The request:
Everything in the listing should be restated word for word.

Given data:

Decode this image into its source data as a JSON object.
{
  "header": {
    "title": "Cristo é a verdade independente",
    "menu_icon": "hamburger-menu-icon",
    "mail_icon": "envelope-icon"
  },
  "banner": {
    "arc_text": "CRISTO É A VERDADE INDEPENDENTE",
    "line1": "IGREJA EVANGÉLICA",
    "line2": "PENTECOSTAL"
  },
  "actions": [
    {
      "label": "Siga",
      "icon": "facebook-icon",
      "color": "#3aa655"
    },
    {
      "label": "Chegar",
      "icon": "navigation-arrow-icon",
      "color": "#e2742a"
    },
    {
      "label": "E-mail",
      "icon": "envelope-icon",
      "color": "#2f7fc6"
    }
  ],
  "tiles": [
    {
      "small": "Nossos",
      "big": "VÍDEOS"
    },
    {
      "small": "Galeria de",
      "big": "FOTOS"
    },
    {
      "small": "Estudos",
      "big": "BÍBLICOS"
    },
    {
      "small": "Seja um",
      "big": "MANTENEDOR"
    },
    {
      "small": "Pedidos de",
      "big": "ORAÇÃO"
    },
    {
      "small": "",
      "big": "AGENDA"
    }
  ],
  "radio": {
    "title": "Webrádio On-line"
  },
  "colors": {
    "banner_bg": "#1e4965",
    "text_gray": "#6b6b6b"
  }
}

Worked solution:
Decode this image into its source data as a JSON object.
{
  "header": {
    "title": "Cristo é a verdade independente",
    "menu_icon": "hamburger-menu-icon",
    "mail_icon": "envelope-icon"
  },
  "banner": {
    "arc_text": "CRISTO É A VERDADE INDEPENDENTE",
    "line1": "IGREJA EVANGÉLICA",
    "line2": "PENTECOSTAL"
  },
  "actions": [
    {
      "label": "Siga",
      "icon": "facebook-icon",
      "color": "#3aa655"
    },
    {
      "label": "Chegar",
      "icon": "navigation-arrow-icon",
      "color": "#e2742a"
    },
    {
      "label": "E-mail",
      "icon": "envelope-icon",
      "color": "#2f7fc6"
    }
  ],
  "tiles": [
    {
      "small": "Nossos",
      "big": "VÍDEOS"
    },
    {
      "small": "Galeria de",
      "big": "FOTOS"
    },
    {
      "small": "Estudos",
      "big": "BÍBLICOS"
    },
    {
      "small": "Seja um",
      "big": "MANTENEDOR"
    },
    {
      "small": "Pedidos de",
      "big": "ORAÇÃO"
    },
    {
      "small": "",
      "big": "AGENDA"
    }
  ],
  "radio": {
    "title": "Webrádio On-line"
  },
  "colors": {
    "banner_bg": "#1e4965",
    "text_gray": "#6b6b6b"
  }
}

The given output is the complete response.